→ Quoted text

-- Begin --

M&A Report 2020: India
Harsh Pais, Clarence Anthony and Varun Agarwal, Trilegal
Indian M&A activity during 2019 surpassed $67 billion in aggregate deal value. This meant that 2019 was India's second-best year for deal activity despite a 34.4% slowdown in deal value from 2018. Deal activity in 2019 was driven by platform deals, portion buyout deals, distressed asset acquisition opportunities and the continued attractiveness of the technology sector.
Despite a decrease in deal value, inbound M&A activity remained strong with $37.9 billion in aggregate deal value. On the other hand, outbound M&A activity fell sharply to $1.9 billion. Private equity (PE) buyouts surpassed their 2018 levels and reached $19.6 billion in deal value, while PE exits fell to $7.9 billion. Domestic M&A activity halved in value from $56.4 billion in 2018 to $29.1 billion in 2019.
Historically, private M&A deals have led the Indian market. In recent years, however, public M&A has accelerated, and public market exits in 2019 were up approximately 45% from 2018.

-- End --

→ What you will do
(a) Answer these questions using the India M&A report:
(i) What aggregate deal value did inbound M&A activity reach in 2019?
(ii) What were the 2018 and 2019 values of domestic M&A activity?
(iii) By about what percentage did public market exits in 2019 rise over 2018?
(b) Using the India M&A report, explain in one to three sentences what drove deal activity in 2019.
Nothing in the listing matters for this work.

→ Source data

-- Begin --

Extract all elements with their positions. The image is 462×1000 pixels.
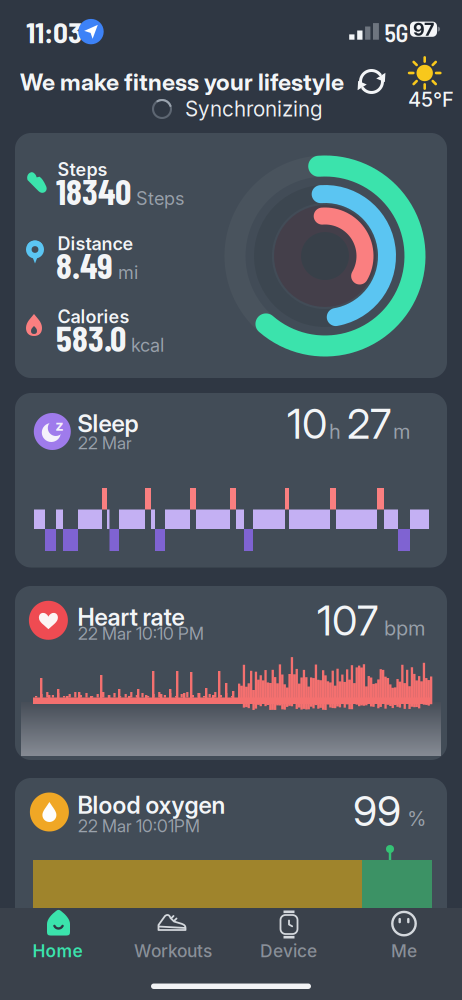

-- End --

→ Solved tasks
(a)
(i) $37.9 billion.
(ii) $56.4 billion in 2018 and $29.1 billion in 2019.
(iii) About 45%.

(b) Platform deals, portion buyout deals and opportunities to acquire distressed assets drove deal activity in 2019. The technology sector's continued attractiveness also contributed.